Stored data
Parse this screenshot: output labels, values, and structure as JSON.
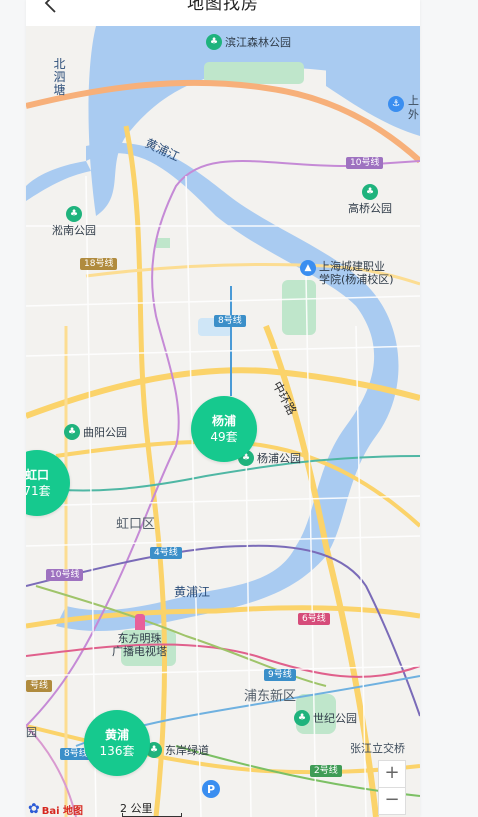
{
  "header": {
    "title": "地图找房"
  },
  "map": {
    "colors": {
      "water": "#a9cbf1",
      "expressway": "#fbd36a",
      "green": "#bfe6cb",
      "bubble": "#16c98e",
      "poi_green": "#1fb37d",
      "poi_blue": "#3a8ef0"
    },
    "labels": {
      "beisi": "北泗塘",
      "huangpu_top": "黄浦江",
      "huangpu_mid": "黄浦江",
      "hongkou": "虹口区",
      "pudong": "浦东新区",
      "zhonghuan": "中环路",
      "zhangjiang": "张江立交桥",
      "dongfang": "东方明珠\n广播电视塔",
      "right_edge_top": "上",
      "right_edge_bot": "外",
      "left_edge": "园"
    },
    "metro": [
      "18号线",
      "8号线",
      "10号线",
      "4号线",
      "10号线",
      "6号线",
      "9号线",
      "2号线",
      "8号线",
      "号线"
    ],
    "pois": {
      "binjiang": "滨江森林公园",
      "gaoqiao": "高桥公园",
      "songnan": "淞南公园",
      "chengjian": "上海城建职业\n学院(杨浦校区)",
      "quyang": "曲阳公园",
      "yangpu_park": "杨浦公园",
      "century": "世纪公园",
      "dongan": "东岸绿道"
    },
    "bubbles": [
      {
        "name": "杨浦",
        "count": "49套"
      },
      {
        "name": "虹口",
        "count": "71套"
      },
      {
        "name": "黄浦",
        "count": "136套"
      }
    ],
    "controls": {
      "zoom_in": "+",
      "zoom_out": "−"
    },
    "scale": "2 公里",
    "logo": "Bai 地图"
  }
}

— Written task —
Copy out all the data without changing anything, and drop the pictures.

— Solution to this problem —
Parse this screenshot: output labels, values, and structure as JSON.
{
  "header": {
    "title": "地图找房"
  },
  "map": {
    "colors": {
      "water": "#a9cbf1",
      "expressway": "#fbd36a",
      "green": "#bfe6cb",
      "bubble": "#16c98e",
      "poi_green": "#1fb37d",
      "poi_blue": "#3a8ef0"
    },
    "labels": {
      "beisi": "北泗塘",
      "huangpu_top": "黄浦江",
      "huangpu_mid": "黄浦江",
      "hongkou": "虹口区",
      "pudong": "浦东新区",
      "zhonghuan": "中环路",
      "zhangjiang": "张江立交桥",
      "dongfang": "东方明珠\n广播电视塔",
      "right_edge_top": "上",
      "right_edge_bot": "外",
      "left_edge": "园"
    },
    "metro": [
      "18号线",
      "8号线",
      "10号线",
      "4号线",
      "10号线",
      "6号线",
      "9号线",
      "2号线",
      "8号线",
      "号线"
    ],
    "pois": {
      "binjiang": "滨江森林公园",
      "gaoqiao": "高桥公园",
      "songnan": "淞南公园",
      "chengjian": "上海城建职业\n学院(杨浦校区)",
      "quyang": "曲阳公园",
      "yangpu_park": "杨浦公园",
      "century": "世纪公园",
      "dongan": "东岸绿道"
    },
    "bubbles": [
      {
        "name": "杨浦",
        "count": "49套"
      },
      {
        "name": "虹口",
        "count": "71套"
      },
      {
        "name": "黄浦",
        "count": "136套"
      }
    ],
    "controls": {
      "zoom_in": "+",
      "zoom_out": "−"
    },
    "scale": "2 公里",
    "logo": "Bai 地图"
  }
}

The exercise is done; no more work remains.